··· DATASET ···
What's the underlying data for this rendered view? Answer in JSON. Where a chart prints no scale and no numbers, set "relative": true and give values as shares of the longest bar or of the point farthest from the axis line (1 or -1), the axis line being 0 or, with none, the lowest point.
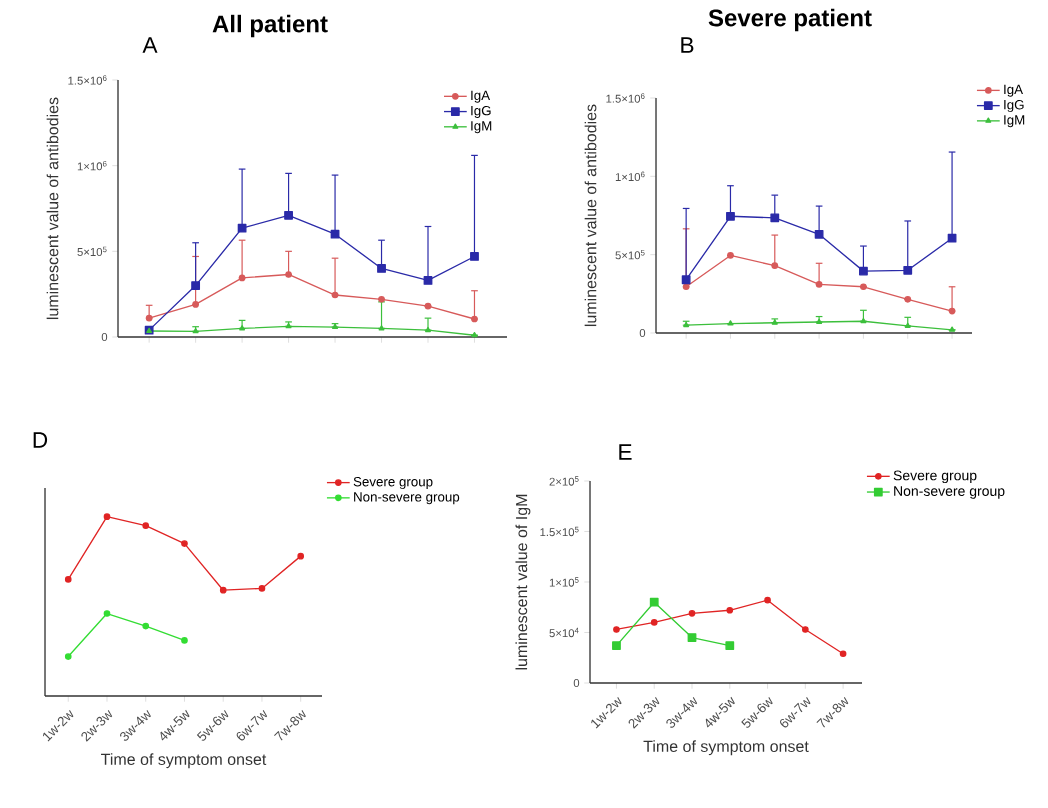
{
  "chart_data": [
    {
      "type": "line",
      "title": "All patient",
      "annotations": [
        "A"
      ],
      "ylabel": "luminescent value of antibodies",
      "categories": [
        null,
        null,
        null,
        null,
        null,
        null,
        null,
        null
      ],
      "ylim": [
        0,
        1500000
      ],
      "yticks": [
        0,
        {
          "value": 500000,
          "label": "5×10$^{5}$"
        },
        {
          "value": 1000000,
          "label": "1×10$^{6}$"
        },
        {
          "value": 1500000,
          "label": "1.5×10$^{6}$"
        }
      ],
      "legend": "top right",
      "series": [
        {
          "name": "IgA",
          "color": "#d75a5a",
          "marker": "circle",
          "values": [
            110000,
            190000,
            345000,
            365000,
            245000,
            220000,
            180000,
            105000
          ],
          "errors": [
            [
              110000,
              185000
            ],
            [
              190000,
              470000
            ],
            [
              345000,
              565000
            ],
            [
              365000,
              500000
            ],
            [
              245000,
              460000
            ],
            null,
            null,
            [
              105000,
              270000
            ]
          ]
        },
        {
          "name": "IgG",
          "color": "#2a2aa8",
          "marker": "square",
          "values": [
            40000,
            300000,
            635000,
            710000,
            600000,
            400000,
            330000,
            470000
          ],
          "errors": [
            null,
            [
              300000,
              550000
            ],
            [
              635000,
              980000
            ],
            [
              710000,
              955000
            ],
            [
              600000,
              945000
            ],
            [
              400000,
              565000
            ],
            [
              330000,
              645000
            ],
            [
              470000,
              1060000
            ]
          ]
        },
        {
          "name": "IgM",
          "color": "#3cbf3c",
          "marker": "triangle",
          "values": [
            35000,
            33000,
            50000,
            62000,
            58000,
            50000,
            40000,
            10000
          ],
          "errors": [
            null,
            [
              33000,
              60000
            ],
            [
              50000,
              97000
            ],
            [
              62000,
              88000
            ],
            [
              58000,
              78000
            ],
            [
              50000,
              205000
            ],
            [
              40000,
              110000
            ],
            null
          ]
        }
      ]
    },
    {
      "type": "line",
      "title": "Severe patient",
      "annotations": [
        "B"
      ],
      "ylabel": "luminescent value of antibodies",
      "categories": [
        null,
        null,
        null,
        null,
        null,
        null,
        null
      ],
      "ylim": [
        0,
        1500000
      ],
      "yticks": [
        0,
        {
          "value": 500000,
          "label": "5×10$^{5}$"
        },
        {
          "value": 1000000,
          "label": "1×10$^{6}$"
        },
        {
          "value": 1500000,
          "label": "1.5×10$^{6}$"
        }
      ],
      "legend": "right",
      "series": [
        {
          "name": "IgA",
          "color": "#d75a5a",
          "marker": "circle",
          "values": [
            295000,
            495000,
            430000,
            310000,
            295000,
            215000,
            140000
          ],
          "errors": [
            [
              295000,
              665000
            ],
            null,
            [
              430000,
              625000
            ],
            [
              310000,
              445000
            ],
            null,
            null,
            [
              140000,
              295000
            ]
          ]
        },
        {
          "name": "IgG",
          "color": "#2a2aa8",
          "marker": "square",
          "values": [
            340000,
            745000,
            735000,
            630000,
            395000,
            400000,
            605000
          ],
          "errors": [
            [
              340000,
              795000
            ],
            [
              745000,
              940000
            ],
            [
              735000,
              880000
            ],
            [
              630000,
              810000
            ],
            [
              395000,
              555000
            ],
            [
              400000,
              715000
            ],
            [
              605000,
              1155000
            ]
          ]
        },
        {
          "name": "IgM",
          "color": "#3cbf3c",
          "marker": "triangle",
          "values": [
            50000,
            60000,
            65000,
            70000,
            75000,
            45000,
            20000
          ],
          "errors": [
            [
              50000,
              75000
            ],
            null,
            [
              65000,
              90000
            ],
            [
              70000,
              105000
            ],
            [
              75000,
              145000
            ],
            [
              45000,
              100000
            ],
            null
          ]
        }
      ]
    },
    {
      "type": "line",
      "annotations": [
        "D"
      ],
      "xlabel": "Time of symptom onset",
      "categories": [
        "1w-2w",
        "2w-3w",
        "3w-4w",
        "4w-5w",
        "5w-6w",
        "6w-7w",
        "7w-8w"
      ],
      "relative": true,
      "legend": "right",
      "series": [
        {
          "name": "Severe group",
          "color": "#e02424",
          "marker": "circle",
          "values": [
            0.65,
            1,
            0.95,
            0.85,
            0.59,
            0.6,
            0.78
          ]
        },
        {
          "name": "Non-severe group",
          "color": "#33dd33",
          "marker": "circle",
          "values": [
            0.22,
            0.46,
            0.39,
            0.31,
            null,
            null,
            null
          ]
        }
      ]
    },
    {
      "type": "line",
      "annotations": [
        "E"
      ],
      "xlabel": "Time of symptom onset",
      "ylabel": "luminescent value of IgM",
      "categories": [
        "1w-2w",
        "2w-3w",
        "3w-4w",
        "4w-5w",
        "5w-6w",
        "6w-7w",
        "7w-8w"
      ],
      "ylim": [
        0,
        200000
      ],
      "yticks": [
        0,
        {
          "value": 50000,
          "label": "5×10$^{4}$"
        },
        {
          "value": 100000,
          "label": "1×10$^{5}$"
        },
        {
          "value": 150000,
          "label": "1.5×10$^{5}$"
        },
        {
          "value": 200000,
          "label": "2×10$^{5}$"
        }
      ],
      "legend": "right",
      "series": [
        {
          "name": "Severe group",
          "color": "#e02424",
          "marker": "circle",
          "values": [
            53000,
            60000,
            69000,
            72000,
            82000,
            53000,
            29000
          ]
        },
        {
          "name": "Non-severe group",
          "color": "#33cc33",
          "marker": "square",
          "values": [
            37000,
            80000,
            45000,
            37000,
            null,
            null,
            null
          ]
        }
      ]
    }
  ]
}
···
··· DATASET ···
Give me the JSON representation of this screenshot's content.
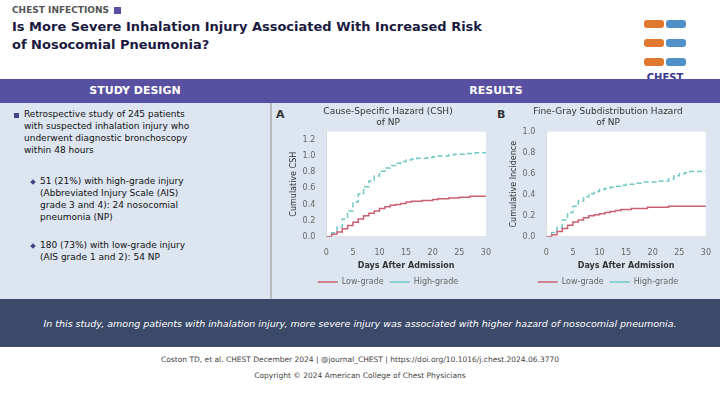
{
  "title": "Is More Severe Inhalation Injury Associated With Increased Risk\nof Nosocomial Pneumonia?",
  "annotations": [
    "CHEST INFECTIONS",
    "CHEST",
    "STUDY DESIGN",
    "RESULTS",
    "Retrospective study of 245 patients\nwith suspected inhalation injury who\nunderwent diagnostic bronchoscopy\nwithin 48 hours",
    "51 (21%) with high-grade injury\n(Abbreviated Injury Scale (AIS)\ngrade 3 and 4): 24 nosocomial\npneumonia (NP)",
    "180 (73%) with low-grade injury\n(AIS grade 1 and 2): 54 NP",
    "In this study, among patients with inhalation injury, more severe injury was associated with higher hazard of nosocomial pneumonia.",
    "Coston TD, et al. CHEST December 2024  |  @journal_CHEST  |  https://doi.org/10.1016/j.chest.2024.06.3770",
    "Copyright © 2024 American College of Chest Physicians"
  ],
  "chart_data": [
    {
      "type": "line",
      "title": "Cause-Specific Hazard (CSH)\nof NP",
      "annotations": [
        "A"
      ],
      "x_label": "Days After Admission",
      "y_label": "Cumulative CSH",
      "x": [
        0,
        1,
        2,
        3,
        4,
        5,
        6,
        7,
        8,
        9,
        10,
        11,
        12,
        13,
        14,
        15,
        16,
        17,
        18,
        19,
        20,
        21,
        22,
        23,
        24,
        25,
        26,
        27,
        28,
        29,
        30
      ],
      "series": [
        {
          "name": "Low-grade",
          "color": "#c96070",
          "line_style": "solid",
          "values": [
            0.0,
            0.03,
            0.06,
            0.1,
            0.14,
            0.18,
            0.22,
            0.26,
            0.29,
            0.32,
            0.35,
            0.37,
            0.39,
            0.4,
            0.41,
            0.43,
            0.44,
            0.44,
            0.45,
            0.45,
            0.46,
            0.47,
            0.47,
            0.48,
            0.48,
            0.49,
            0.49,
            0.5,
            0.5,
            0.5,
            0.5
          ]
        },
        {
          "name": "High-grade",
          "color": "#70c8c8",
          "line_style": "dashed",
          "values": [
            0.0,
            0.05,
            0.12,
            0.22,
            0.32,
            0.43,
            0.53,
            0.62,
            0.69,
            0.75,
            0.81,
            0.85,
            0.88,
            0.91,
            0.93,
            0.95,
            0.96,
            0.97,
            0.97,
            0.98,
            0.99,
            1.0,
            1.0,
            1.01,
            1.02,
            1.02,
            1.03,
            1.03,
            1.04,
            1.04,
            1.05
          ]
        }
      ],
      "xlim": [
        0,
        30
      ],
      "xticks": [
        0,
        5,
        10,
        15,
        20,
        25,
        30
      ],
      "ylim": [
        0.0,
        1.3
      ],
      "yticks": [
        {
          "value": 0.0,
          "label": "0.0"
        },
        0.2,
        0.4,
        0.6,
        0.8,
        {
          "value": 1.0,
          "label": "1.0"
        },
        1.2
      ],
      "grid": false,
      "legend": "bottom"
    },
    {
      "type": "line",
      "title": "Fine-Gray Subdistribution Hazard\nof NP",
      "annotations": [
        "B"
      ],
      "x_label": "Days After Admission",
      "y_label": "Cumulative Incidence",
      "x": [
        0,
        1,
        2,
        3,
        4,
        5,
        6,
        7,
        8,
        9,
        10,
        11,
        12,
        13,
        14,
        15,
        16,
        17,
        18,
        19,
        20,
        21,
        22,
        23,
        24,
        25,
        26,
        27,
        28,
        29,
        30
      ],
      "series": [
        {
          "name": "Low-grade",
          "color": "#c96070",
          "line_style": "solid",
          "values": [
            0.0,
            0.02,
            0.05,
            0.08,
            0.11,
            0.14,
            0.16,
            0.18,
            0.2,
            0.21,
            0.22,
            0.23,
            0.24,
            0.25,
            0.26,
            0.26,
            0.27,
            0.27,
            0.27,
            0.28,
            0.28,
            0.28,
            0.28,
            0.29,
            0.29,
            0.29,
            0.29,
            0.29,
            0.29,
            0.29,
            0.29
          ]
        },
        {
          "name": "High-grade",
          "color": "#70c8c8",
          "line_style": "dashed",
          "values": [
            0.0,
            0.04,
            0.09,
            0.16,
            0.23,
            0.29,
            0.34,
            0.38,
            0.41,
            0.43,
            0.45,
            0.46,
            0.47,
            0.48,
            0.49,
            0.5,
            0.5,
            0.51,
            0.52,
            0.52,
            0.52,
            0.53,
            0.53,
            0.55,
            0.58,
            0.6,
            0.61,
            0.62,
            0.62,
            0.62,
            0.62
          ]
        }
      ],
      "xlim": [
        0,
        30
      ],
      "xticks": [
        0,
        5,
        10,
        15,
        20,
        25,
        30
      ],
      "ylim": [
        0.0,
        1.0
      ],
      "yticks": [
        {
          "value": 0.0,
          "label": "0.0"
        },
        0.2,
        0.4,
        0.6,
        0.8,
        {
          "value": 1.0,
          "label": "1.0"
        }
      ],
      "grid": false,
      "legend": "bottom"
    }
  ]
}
···
··· DATASET ···
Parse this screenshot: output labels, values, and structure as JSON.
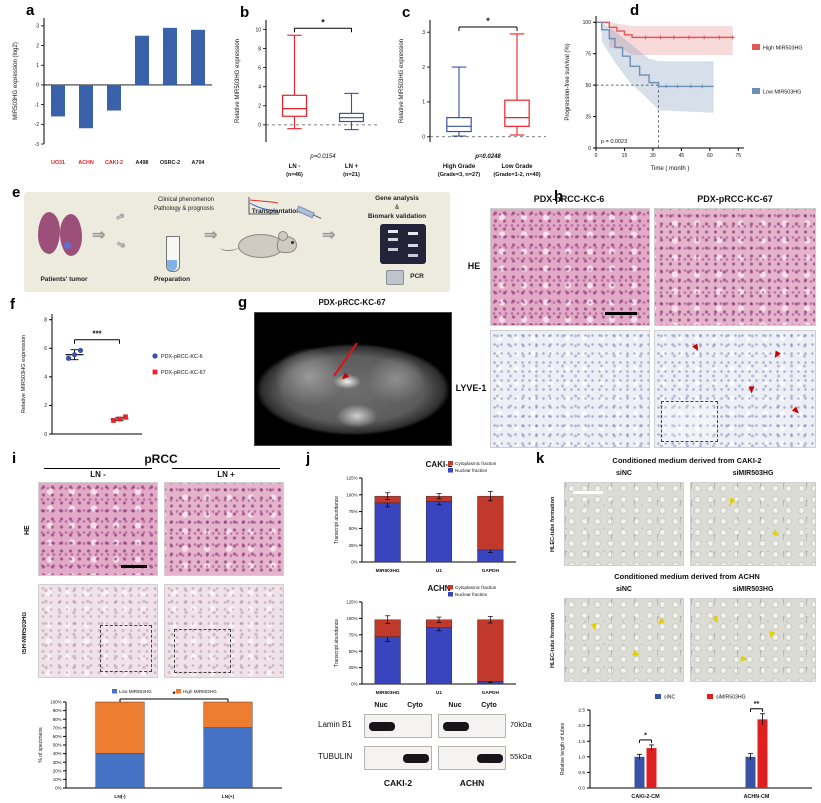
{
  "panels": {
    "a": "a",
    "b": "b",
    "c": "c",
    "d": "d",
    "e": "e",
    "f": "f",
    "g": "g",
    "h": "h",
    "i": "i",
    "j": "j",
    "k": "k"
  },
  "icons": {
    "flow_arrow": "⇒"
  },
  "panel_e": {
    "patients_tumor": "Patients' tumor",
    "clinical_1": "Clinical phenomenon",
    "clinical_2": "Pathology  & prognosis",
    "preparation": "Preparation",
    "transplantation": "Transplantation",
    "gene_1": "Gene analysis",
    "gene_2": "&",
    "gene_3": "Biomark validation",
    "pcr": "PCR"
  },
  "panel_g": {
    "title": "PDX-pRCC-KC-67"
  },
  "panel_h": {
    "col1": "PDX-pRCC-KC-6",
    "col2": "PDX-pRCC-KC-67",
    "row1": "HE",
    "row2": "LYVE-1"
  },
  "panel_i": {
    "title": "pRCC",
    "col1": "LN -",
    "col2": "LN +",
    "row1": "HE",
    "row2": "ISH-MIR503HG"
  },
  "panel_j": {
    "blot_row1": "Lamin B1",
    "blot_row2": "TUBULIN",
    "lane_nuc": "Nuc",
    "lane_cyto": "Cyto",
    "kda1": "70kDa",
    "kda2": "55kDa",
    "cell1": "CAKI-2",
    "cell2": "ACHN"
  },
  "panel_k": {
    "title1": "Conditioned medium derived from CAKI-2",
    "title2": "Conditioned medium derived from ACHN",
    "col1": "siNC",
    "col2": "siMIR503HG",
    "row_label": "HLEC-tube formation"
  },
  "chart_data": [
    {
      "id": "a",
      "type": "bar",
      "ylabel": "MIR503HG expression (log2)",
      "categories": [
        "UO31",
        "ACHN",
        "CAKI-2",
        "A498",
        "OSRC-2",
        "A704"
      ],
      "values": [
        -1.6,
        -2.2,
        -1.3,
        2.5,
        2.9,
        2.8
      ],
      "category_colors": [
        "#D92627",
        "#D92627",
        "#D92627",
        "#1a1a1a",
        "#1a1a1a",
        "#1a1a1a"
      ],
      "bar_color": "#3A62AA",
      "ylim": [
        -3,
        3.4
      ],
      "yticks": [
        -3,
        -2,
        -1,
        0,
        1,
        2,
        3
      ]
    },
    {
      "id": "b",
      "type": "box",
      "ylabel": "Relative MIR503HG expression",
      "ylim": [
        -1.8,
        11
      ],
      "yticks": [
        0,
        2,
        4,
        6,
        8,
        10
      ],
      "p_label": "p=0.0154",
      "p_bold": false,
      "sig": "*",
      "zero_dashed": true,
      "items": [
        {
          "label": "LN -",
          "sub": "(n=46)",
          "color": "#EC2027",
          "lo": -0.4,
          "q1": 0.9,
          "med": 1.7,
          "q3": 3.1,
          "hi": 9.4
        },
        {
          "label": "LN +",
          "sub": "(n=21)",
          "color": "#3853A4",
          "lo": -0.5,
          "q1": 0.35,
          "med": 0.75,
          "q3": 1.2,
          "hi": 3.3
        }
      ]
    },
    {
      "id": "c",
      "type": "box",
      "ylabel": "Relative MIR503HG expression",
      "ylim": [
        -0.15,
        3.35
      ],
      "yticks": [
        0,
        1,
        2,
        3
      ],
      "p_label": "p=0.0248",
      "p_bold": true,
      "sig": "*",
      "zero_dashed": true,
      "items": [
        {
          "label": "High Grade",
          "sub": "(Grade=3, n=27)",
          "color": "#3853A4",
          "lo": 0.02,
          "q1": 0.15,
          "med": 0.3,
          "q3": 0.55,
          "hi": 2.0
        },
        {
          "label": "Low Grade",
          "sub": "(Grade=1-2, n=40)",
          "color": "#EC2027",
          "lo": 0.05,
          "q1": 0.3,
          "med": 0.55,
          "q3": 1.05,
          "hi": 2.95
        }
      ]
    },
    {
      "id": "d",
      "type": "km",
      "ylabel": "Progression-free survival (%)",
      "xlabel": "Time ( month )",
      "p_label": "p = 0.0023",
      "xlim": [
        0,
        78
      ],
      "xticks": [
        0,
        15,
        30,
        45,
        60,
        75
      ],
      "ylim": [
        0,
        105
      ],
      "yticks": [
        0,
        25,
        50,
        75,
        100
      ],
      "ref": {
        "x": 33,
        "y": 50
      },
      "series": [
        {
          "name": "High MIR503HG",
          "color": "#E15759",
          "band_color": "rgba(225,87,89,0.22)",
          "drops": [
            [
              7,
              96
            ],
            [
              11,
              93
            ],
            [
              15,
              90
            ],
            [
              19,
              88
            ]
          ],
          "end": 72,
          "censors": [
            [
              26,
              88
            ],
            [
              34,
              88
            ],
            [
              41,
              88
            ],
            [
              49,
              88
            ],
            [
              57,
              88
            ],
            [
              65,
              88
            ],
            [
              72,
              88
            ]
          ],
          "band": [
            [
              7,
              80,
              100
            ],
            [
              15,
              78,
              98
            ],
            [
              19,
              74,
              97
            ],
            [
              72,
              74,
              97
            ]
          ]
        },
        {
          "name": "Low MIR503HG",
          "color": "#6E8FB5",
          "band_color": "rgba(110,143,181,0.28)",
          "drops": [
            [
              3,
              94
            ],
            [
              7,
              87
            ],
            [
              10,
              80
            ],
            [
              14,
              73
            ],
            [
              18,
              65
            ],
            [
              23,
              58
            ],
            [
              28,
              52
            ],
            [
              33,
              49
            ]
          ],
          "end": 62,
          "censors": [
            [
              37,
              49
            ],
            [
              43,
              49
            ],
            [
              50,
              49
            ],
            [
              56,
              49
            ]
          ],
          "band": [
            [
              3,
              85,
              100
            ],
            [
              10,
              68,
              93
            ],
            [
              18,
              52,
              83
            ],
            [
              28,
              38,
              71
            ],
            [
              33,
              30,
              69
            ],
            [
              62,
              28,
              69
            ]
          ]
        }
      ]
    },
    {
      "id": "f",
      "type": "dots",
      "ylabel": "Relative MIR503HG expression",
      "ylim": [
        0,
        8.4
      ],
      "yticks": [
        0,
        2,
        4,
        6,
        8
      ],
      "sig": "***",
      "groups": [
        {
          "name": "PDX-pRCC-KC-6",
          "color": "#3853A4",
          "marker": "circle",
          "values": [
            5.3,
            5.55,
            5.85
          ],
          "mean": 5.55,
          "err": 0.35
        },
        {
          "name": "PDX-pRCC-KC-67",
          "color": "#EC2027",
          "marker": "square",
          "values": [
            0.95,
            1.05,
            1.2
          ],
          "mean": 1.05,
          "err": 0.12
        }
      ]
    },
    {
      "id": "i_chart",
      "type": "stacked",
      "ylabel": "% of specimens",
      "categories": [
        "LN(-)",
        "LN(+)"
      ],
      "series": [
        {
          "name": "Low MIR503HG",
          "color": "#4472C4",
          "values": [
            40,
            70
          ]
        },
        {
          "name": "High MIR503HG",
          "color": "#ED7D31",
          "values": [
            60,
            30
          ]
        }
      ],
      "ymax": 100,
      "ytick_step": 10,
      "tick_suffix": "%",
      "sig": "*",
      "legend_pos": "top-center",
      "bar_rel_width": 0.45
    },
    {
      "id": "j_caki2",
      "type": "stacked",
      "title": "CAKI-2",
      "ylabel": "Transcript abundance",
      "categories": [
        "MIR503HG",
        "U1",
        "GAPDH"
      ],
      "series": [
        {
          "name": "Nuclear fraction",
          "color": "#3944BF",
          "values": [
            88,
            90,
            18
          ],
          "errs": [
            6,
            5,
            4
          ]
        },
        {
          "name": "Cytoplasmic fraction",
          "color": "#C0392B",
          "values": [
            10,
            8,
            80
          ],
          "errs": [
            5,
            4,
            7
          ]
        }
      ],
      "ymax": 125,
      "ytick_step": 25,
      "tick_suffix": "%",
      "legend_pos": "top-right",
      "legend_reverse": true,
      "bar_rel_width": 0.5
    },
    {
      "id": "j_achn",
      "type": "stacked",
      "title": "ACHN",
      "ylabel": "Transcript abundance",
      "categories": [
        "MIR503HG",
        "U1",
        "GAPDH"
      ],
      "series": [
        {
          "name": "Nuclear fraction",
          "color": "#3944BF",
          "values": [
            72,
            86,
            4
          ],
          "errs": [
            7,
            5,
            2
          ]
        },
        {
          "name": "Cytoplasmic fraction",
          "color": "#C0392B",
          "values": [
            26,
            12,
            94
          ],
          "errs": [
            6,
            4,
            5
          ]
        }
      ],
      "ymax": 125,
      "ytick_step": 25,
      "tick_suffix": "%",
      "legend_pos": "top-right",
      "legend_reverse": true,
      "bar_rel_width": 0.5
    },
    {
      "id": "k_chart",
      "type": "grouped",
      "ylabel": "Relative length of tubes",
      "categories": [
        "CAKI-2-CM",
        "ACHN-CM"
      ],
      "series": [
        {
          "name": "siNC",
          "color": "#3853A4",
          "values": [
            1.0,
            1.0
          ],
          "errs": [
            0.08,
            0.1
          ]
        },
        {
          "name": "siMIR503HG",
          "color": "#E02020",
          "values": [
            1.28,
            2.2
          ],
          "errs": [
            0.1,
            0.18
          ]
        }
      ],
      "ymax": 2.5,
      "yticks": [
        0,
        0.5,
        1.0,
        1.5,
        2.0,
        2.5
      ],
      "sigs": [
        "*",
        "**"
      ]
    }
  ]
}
···
- WHAT IS EXPECTED -
Gather up the lines containing the word "derived" from these records and copy them.

- FINISHED EXERCISE -
    "title1": "Conditioned medium derived from CAKI-2",
    "title2": "Conditioned medium derived from ACHN",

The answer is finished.